START Data to process
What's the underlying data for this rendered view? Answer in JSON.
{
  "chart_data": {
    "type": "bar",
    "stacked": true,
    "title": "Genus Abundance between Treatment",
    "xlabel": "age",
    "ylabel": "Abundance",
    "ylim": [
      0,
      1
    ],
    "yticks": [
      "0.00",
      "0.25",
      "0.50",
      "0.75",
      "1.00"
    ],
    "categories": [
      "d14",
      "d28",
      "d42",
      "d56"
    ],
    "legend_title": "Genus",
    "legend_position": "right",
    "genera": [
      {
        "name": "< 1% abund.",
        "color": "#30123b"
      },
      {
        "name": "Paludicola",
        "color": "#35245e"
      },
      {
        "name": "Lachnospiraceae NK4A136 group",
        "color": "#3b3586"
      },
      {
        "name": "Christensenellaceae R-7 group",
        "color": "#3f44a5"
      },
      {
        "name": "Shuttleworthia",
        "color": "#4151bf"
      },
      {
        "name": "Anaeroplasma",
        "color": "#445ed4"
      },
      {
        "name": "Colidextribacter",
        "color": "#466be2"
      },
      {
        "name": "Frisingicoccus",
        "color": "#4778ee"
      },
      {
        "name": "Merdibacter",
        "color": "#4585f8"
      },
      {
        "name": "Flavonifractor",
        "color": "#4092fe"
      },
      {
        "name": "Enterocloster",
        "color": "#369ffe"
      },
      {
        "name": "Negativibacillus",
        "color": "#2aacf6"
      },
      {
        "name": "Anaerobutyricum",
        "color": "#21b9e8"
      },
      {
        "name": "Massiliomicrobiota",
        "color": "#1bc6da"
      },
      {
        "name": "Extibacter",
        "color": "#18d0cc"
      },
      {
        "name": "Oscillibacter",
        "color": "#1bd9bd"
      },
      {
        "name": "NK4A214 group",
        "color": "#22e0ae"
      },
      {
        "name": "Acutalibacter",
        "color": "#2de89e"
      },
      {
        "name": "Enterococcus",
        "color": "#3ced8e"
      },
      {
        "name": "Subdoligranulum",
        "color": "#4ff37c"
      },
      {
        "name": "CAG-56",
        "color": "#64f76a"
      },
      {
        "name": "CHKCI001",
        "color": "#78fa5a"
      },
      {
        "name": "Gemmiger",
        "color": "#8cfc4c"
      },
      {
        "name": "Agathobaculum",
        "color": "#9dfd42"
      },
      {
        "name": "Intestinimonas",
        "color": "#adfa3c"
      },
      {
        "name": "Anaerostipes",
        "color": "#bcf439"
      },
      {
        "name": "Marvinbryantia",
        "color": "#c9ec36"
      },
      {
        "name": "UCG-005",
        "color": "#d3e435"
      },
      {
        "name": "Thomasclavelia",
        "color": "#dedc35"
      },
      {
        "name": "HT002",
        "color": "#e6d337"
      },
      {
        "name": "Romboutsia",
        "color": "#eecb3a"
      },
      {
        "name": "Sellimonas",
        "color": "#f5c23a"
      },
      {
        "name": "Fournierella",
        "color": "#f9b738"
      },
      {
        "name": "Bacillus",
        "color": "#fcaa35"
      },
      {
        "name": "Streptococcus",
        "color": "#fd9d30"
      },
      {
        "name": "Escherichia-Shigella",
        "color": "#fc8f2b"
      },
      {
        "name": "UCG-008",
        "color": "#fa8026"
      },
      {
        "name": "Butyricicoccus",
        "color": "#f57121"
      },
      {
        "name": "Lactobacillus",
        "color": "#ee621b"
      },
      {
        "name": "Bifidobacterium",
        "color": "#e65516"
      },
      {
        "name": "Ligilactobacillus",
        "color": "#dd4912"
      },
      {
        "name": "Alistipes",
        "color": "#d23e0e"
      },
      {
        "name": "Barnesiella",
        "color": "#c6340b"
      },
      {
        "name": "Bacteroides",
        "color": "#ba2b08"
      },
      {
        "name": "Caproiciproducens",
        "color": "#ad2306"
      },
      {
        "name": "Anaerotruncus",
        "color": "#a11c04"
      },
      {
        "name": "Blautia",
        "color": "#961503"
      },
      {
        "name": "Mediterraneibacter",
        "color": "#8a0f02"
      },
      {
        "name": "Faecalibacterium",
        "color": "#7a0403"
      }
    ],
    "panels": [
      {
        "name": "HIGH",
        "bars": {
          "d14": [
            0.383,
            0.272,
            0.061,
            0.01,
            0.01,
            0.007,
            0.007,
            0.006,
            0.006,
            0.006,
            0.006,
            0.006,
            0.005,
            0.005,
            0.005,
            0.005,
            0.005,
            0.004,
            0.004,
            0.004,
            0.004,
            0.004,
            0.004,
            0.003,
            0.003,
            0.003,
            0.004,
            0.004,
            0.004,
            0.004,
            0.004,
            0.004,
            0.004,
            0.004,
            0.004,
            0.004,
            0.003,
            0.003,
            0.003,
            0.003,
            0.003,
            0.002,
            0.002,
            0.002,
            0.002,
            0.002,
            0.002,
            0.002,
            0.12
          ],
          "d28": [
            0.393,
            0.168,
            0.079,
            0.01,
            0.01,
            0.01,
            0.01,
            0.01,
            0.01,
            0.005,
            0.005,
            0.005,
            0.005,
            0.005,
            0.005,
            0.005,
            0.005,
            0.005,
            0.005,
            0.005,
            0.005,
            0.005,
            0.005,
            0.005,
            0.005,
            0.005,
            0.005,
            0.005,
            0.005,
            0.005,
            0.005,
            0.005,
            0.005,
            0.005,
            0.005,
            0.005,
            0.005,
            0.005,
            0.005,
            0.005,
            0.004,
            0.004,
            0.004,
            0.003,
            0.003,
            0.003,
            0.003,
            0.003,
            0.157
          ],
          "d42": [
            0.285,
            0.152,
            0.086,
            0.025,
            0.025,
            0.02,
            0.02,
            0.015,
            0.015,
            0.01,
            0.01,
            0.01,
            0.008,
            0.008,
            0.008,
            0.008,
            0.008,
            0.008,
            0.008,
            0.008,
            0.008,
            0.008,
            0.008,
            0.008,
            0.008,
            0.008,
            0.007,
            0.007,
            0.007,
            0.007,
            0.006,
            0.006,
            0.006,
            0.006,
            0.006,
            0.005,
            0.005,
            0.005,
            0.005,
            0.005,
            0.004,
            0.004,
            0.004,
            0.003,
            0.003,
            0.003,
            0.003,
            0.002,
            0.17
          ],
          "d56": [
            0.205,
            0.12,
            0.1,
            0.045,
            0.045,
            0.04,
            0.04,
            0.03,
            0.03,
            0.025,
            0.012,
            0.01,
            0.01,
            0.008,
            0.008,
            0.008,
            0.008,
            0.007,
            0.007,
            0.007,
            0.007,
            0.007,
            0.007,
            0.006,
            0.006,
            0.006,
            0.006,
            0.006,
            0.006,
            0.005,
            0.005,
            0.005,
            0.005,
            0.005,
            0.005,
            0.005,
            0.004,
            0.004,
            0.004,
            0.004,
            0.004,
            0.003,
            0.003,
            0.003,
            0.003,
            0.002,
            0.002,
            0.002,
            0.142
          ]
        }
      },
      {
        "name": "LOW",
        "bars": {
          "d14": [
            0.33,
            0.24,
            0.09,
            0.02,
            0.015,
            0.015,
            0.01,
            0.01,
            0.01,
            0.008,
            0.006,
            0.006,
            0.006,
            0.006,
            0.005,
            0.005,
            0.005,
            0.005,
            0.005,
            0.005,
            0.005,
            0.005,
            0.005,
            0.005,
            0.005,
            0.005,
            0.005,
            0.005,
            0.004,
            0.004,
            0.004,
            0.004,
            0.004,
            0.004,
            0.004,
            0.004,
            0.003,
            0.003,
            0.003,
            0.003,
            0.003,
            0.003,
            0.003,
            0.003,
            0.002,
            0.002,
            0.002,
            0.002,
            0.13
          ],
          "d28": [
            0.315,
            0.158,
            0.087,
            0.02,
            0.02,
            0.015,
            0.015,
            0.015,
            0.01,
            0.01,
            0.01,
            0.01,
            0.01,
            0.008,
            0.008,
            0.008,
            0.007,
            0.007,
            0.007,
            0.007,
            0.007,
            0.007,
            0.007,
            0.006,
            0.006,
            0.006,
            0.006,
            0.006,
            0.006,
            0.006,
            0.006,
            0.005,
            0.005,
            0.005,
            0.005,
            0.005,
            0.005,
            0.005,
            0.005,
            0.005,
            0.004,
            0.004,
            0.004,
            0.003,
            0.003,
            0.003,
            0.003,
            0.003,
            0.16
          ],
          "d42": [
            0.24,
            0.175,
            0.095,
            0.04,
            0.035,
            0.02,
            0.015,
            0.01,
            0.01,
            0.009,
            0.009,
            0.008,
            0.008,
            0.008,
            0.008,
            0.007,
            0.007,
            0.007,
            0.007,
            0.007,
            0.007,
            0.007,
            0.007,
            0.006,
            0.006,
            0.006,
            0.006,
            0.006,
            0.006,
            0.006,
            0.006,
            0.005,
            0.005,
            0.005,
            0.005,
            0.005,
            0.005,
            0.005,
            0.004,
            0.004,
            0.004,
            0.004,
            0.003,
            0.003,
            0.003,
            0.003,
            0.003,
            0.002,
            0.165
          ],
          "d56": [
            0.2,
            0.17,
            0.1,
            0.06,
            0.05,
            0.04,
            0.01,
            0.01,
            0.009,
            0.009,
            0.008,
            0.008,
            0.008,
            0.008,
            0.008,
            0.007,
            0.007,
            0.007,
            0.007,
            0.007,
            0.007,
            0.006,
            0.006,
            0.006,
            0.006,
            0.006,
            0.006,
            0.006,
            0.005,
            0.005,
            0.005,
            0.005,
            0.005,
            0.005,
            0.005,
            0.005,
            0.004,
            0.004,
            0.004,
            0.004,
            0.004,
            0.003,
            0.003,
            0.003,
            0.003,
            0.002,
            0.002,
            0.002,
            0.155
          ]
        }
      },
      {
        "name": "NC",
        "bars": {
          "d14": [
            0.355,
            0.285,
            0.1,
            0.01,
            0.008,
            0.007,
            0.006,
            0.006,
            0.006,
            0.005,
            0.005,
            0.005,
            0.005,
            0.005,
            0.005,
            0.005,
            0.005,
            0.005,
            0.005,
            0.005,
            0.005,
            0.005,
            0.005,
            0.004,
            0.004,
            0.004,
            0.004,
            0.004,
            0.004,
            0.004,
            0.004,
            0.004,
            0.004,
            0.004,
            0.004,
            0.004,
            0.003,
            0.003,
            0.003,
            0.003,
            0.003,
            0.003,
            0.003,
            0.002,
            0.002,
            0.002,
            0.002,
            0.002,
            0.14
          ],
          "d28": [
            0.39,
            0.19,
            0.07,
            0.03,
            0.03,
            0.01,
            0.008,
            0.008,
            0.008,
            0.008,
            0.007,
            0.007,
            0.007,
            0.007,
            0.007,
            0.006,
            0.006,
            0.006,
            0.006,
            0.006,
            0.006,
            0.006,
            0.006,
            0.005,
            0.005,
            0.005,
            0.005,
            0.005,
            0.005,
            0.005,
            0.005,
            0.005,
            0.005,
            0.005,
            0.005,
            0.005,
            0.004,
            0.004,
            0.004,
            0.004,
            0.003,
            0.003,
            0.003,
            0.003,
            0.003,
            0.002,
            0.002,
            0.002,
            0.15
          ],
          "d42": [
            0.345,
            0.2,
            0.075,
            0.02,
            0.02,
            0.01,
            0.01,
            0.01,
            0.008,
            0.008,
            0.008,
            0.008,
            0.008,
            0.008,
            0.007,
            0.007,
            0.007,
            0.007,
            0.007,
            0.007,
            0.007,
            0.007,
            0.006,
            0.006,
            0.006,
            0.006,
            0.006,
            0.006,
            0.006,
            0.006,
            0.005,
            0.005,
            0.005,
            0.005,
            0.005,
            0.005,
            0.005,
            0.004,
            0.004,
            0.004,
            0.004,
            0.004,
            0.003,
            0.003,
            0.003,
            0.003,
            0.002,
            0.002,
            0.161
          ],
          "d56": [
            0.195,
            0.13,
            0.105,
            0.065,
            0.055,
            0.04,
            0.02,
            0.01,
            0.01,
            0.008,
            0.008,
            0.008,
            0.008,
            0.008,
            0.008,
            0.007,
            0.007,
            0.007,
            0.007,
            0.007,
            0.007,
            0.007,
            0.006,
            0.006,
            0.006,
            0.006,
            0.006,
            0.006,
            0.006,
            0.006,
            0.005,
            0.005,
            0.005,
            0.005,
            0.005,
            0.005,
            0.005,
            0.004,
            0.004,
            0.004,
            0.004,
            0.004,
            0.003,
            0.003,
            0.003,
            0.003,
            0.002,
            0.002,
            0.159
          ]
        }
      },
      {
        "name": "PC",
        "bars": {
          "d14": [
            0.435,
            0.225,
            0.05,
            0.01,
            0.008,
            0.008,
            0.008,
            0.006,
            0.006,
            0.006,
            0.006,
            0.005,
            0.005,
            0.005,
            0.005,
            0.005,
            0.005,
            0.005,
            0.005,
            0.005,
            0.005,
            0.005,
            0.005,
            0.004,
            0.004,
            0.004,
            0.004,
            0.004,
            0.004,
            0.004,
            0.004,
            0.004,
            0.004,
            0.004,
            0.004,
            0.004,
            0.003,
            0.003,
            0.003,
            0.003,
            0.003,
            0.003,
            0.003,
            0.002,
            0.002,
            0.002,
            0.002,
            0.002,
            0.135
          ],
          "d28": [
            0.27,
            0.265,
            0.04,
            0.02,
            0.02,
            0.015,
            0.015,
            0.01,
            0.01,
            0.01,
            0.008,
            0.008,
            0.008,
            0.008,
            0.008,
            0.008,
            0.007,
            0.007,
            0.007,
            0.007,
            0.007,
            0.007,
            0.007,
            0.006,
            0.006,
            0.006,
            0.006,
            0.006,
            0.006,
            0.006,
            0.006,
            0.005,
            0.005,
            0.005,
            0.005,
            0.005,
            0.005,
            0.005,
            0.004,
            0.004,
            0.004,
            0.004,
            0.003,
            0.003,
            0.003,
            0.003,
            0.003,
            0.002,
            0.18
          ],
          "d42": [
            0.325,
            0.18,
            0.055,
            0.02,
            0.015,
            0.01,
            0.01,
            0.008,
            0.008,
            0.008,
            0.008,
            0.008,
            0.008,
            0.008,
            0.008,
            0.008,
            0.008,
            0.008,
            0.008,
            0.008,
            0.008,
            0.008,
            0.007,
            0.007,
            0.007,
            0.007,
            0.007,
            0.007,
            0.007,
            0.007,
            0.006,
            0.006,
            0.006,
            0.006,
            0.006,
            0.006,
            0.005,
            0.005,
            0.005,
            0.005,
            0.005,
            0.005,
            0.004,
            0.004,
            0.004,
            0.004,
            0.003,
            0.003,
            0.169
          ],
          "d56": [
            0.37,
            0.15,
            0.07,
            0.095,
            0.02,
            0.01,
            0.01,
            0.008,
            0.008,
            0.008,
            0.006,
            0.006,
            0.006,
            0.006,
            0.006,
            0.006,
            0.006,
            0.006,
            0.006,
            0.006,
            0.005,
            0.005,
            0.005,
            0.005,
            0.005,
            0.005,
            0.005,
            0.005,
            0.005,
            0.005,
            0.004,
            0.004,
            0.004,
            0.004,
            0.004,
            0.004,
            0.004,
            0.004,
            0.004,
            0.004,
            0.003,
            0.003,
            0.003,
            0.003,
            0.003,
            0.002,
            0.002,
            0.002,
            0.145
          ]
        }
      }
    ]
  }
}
END Data to process
▶ [What you need to do]
Within the entries, find all lines that contain "Genus" and copy each one.

▶ [Response for this exercise]
    "title": "Genus Abundance between Treatment",
    "legend_title": "Genus",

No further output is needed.